▶ **INSTRUCTIONS TO FOLLOW**
Give every entry again, word for word.

▶ **RECORDS PROVIDED**
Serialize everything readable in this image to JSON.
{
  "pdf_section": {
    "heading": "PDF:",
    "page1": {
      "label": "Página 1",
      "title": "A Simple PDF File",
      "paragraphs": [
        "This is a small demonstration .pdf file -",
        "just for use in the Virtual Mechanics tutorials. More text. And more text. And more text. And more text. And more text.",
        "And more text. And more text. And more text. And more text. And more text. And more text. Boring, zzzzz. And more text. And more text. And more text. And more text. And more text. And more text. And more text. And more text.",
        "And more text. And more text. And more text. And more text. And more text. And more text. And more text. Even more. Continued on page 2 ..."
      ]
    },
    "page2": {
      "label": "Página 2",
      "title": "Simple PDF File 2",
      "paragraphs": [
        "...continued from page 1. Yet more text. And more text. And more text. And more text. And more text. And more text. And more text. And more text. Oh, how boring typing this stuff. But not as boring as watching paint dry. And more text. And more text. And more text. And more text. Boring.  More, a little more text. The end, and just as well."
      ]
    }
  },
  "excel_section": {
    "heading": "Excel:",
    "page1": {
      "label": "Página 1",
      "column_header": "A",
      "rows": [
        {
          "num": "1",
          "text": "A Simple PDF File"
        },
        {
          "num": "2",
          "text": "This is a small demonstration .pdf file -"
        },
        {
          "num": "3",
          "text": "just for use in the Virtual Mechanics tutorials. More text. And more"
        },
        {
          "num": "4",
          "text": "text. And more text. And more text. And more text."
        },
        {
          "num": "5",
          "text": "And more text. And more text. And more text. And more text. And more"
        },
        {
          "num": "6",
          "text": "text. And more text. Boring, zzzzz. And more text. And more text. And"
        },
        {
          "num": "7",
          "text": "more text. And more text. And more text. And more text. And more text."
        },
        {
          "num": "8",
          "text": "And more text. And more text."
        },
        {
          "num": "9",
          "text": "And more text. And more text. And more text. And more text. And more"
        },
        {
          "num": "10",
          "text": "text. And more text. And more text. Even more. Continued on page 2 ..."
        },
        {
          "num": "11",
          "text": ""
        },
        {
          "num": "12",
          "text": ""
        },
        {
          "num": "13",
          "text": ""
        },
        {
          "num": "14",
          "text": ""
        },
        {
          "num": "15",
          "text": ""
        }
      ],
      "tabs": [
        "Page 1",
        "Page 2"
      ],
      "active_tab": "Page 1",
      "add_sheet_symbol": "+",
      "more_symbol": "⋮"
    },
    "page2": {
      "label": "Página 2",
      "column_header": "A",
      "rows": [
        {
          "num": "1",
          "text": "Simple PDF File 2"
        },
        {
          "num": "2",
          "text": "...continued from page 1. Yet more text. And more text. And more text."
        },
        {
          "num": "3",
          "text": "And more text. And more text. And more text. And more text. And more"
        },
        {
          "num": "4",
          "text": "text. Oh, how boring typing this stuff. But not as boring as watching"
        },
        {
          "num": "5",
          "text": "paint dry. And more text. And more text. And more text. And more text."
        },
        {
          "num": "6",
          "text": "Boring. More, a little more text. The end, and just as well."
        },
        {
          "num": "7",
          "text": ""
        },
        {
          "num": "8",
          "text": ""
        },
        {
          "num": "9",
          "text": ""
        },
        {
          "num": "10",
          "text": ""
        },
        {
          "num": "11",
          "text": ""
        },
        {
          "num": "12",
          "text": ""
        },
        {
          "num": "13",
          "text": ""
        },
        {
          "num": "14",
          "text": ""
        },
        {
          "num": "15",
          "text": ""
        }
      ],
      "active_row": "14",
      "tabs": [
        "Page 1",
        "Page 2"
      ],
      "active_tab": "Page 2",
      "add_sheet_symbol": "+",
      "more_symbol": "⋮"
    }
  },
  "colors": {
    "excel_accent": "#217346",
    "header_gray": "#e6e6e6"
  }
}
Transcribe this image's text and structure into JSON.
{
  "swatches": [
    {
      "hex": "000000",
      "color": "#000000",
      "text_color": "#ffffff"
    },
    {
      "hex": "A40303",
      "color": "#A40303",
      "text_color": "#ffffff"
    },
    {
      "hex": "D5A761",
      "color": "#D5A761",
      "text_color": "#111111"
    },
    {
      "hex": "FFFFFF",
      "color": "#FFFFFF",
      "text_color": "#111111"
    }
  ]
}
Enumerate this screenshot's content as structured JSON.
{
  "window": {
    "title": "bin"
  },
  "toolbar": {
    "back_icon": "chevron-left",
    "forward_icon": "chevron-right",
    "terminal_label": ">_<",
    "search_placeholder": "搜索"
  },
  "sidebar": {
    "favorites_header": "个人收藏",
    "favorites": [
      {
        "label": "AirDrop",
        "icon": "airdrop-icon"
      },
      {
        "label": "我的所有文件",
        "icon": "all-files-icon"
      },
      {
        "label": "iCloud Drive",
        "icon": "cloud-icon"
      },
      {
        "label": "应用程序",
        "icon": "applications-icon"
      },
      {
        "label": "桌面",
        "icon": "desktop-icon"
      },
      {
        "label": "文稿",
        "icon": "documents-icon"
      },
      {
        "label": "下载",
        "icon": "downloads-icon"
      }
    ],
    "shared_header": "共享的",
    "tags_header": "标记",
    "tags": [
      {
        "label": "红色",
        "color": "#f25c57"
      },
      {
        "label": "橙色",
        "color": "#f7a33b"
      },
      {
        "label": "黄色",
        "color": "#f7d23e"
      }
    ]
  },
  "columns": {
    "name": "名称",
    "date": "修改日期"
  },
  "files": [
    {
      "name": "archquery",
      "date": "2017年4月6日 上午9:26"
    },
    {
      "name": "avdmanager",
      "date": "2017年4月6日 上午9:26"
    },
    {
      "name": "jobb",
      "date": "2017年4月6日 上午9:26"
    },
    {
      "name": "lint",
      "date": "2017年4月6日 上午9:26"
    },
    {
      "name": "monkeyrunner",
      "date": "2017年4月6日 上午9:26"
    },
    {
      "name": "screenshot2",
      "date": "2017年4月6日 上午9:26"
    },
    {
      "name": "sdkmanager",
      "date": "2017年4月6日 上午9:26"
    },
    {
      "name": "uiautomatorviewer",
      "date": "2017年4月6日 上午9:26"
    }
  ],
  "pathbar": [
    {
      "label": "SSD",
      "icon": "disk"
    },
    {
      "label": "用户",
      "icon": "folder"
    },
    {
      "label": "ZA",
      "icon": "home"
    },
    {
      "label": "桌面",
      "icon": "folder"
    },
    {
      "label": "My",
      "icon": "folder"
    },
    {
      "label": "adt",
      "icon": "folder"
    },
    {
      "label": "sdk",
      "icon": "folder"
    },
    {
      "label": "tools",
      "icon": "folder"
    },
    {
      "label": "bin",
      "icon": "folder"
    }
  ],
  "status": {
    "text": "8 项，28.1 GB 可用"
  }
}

▶ **EXERCISE RESULT**
Serialize everything readable in this image to JSON.
{
  "pdf_section": {
    "heading": "PDF:",
    "page1": {
      "label": "Página 1",
      "title": "A Simple PDF File",
      "paragraphs": [
        "This is a small demonstration .pdf file -",
        "just for use in the Virtual Mechanics tutorials. More text. And more text. And more text. And more text. And more text.",
        "And more text. And more text. And more text. And more text. And more text. And more text. Boring, zzzzz. And more text. And more text. And more text. And more text. And more text. And more text. And more text. And more text.",
        "And more text. And more text. And more text. And more text. And more text. And more text. And more text. Even more. Continued on page 2 ..."
      ]
    },
    "page2": {
      "label": "Página 2",
      "title": "Simple PDF File 2",
      "paragraphs": [
        "...continued from page 1. Yet more text. And more text. And more text. And more text. And more text. And more text. And more text. And more text. Oh, how boring typing this stuff. But not as boring as watching paint dry. And more text. And more text. And more text. And more text. Boring.  More, a little more text. The end, and just as well."
      ]
    }
  },
  "excel_section": {
    "heading": "Excel:",
    "page1": {
      "label": "Página 1",
      "column_header": "A",
      "rows": [
        {
          "num": "1",
          "text": "A Simple PDF File"
        },
        {
          "num": "2",
          "text": "This is a small demonstration .pdf file -"
        },
        {
          "num": "3",
          "text": "just for use in the Virtual Mechanics tutorials. More text. And more"
        },
        {
          "num": "4",
          "text": "text. And more text. And more text. And more text."
        },
        {
          "num": "5",
          "text": "And more text. And more text. And more text. And more text. And more"
        },
        {
          "num": "6",
          "text": "text. And more text. Boring, zzzzz. And more text. And more text. And"
        },
        {
          "num": "7",
          "text": "more text. And more text. And more text. And more text. And more text."
        },
        {
          "num": "8",
          "text": "And more text. And more text."
        },
        {
          "num": "9",
          "text": "And more text. And more text. And more text. And more text. And more"
        },
        {
          "num": "10",
          "text": "text. And more text. And more text. Even more. Continued on page 2 ..."
        },
        {
          "num": "11",
          "text": ""
        },
        {
          "num": "12",
          "text": ""
        },
        {
          "num": "13",
          "text": ""
        },
        {
          "num": "14",
          "text": ""
        },
        {
          "num": "15",
          "text": ""
        }
      ],
      "tabs": [
        "Page 1",
        "Page 2"
      ],
      "active_tab": "Page 1",
      "add_sheet_symbol": "+",
      "more_symbol": "⋮"
    },
    "page2": {
      "label": "Página 2",
      "column_header": "A",
      "rows": [
        {
          "num": "1",
          "text": "Simple PDF File 2"
        },
        {
          "num": "2",
          "text": "...continued from page 1. Yet more text. And more text. And more text."
        },
        {
          "num": "3",
          "text": "And more text. And more text. And more text. And more text. And more"
        },
        {
          "num": "4",
          "text": "text. Oh, how boring typing this stuff. But not as boring as watching"
        },
        {
          "num": "5",
          "text": "paint dry. And more text. And more text. And more text. And more text."
        },
        {
          "num": "6",
          "text": "Boring. More, a little more text. The end, and just as well."
        },
        {
          "num": "7",
          "text": ""
        },
        {
          "num": "8",
          "text": ""
        },
        {
          "num": "9",
          "text": ""
        },
        {
          "num": "10",
          "text": ""
        },
        {
          "num": "11",
          "text": ""
        },
        {
          "num": "12",
          "text": ""
        },
        {
          "num": "13",
          "text": ""
        },
        {
          "num": "14",
          "text": ""
        },
        {
          "num": "15",
          "text": ""
        }
      ],
      "active_row": "14",
      "tabs": [
        "Page 1",
        "Page 2"
      ],
      "active_tab": "Page 2",
      "add_sheet_symbol": "+",
      "more_symbol": "⋮"
    }
  },
  "colors": {
    "excel_accent": "#217346",
    "header_gray": "#e6e6e6"
  }
}
Transcribe this image's text and structure into JSON.
{
  "swatches": [
    {
      "hex": "000000",
      "color": "#000000",
      "text_color": "#ffffff"
    },
    {
      "hex": "A40303",
      "color": "#A40303",
      "text_color": "#ffffff"
    },
    {
      "hex": "D5A761",
      "color": "#D5A761",
      "text_color": "#111111"
    },
    {
      "hex": "FFFFFF",
      "color": "#FFFFFF",
      "text_color": "#111111"
    }
  ]
}
Enumerate this screenshot's content as structured JSON.
{
  "window": {
    "title": "bin"
  },
  "toolbar": {
    "back_icon": "chevron-left",
    "forward_icon": "chevron-right",
    "terminal_label": ">_<",
    "search_placeholder": "搜索"
  },
  "sidebar": {
    "favorites_header": "个人收藏",
    "favorites": [
      {
        "label": "AirDrop",
        "icon": "airdrop-icon"
      },
      {
        "label": "我的所有文件",
        "icon": "all-files-icon"
      },
      {
        "label": "iCloud Drive",
        "icon": "cloud-icon"
      },
      {
        "label": "应用程序",
        "icon": "applications-icon"
      },
      {
        "label": "桌面",
        "icon": "desktop-icon"
      },
      {
        "label": "文稿",
        "icon": "documents-icon"
      },
      {
        "label": "下载",
        "icon": "downloads-icon"
      }
    ],
    "shared_header": "共享的",
    "tags_header": "标记",
    "tags": [
      {
        "label": "红色",
        "color": "#f25c57"
      },
      {
        "label": "橙色",
        "color": "#f7a33b"
      },
      {
        "label": "黄色",
        "color": "#f7d23e"
      }
    ]
  },
  "columns": {
    "name": "名称",
    "date": "修改日期"
  },
  "files": [
    {
      "name": "archquery",
      "date": "2017年4月6日 上午9:26"
    },
    {
      "name": "avdmanager",
      "date": "2017年4月6日 上午9:26"
    },
    {
      "name": "jobb",
      "date": "2017年4月6日 上午9:26"
    },
    {
      "name": "lint",
      "date": "2017年4月6日 上午9:26"
    },
    {
      "name": "monkeyrunner",
      "date": "2017年4月6日 上午9:26"
    },
    {
      "name": "screenshot2",
      "date": "2017年4月6日 上午9:26"
    },
    {
      "name": "sdkmanager",
      "date": "2017年4月6日 上午9:26"
    },
    {
      "name": "uiautomatorviewer",
      "date": "2017年4月6日 上午9:26"
    }
  ],
  "pathbar": [
    {
      "label": "SSD",
      "icon": "disk"
    },
    {
      "label": "用户",
      "icon": "folder"
    },
    {
      "label": "ZA",
      "icon": "home"
    },
    {
      "label": "桌面",
      "icon": "folder"
    },
    {
      "label": "My",
      "icon": "folder"
    },
    {
      "label": "adt",
      "icon": "folder"
    },
    {
      "label": "sdk",
      "icon": "folder"
    },
    {
      "label": "tools",
      "icon": "folder"
    },
    {
      "label": "bin",
      "icon": "folder"
    }
  ],
  "status": {
    "text": "8 项，28.1 GB 可用"
  }
}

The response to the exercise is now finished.